Transcribe the full listing below exactly.
** START EXCERPTED RECORDS **
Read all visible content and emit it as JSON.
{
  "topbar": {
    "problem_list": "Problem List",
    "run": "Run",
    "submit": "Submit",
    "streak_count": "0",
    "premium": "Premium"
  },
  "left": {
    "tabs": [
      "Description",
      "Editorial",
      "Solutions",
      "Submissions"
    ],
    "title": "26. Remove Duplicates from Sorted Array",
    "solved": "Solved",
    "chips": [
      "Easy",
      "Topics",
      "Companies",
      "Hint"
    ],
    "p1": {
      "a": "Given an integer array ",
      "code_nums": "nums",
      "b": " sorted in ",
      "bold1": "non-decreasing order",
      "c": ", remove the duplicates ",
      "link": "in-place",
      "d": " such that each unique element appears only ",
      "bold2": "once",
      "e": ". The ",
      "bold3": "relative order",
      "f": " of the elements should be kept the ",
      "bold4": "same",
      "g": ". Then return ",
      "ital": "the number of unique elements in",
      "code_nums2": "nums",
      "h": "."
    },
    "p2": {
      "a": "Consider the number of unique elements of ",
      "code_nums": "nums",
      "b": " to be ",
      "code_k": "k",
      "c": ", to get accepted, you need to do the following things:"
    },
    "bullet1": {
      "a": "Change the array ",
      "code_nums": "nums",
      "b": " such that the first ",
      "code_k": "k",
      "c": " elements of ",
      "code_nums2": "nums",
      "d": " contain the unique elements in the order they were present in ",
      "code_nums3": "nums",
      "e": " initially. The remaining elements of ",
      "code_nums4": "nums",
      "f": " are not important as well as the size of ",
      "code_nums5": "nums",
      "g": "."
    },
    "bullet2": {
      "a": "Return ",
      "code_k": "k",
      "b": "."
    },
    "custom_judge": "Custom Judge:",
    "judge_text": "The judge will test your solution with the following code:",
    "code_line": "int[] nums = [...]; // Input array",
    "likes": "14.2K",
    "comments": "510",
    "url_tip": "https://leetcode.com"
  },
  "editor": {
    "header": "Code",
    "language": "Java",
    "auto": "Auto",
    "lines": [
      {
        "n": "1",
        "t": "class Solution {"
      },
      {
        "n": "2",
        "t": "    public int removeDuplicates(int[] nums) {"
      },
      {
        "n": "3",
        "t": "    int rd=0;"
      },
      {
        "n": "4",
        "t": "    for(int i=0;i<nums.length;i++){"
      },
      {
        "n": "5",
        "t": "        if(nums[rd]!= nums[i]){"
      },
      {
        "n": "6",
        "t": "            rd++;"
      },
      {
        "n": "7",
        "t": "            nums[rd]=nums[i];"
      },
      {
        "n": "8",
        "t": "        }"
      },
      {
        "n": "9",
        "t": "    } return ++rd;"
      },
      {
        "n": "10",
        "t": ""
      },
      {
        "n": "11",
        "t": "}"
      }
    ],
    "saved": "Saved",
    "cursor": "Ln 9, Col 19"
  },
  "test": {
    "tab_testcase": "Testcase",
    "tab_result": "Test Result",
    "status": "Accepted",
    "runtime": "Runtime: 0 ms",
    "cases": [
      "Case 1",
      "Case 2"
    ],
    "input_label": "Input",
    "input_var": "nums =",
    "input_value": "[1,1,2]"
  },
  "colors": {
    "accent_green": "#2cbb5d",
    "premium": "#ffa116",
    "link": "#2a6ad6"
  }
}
** END EXCERPTED RECORDS **
- [CORRECT OUTPUT]:
Read all visible content and emit it as JSON.
{
  "topbar": {
    "problem_list": "Problem List",
    "run": "Run",
    "submit": "Submit",
    "streak_count": "0",
    "premium": "Premium"
  },
  "left": {
    "tabs": [
      "Description",
      "Editorial",
      "Solutions",
      "Submissions"
    ],
    "title": "26. Remove Duplicates from Sorted Array",
    "solved": "Solved",
    "chips": [
      "Easy",
      "Topics",
      "Companies",
      "Hint"
    ],
    "p1": {
      "a": "Given an integer array ",
      "code_nums": "nums",
      "b": " sorted in ",
      "bold1": "non-decreasing order",
      "c": ", remove the duplicates ",
      "link": "in-place",
      "d": " such that each unique element appears only ",
      "bold2": "once",
      "e": ". The ",
      "bold3": "relative order",
      "f": " of the elements should be kept the ",
      "bold4": "same",
      "g": ". Then return ",
      "ital": "the number of unique elements in",
      "code_nums2": "nums",
      "h": "."
    },
    "p2": {
      "a": "Consider the number of unique elements of ",
      "code_nums": "nums",
      "b": " to be ",
      "code_k": "k",
      "c": ", to get accepted, you need to do the following things:"
    },
    "bullet1": {
      "a": "Change the array ",
      "code_nums": "nums",
      "b": " such that the first ",
      "code_k": "k",
      "c": " elements of ",
      "code_nums2": "nums",
      "d": " contain the unique elements in the order they were present in ",
      "code_nums3": "nums",
      "e": " initially. The remaining elements of ",
      "code_nums4": "nums",
      "f": " are not important as well as the size of ",
      "code_nums5": "nums",
      "g": "."
    },
    "bullet2": {
      "a": "Return ",
      "code_k": "k",
      "b": "."
    },
    "custom_judge": "Custom Judge:",
    "judge_text": "The judge will test your solution with the following code:",
    "code_line": "int[] nums = [...]; // Input array",
    "likes": "14.2K",
    "comments": "510",
    "url_tip": "https://leetcode.com"
  },
  "editor": {
    "header": "Code",
    "language": "Java",
    "auto": "Auto",
    "lines": [
      {
        "n": "1",
        "t": "class Solution {"
      },
      {
        "n": "2",
        "t": "    public int removeDuplicates(int[] nums) {"
      },
      {
        "n": "3",
        "t": "    int rd=0;"
      },
      {
        "n": "4",
        "t": "    for(int i=0;i<nums.length;i++){"
      },
      {
        "n": "5",
        "t": "        if(nums[rd]!= nums[i]){"
      },
      {
        "n": "6",
        "t": "            rd++;"
      },
      {
        "n": "7",
        "t": "            nums[rd]=nums[i];"
      },
      {
        "n": "8",
        "t": "        }"
      },
      {
        "n": "9",
        "t": "    } return ++rd;"
      },
      {
        "n": "10",
        "t": ""
      },
      {
        "n": "11",
        "t": "}"
      }
    ],
    "saved": "Saved",
    "cursor": "Ln 9, Col 19"
  },
  "test": {
    "tab_testcase": "Testcase",
    "tab_result": "Test Result",
    "status": "Accepted",
    "runtime": "Runtime: 0 ms",
    "cases": [
      "Case 1",
      "Case 2"
    ],
    "input_label": "Input",
    "input_var": "nums =",
    "input_value": "[1,1,2]"
  },
  "colors": {
    "accent_green": "#2cbb5d",
    "premium": "#ffa116",
    "link": "#2a6ad6"
  }
}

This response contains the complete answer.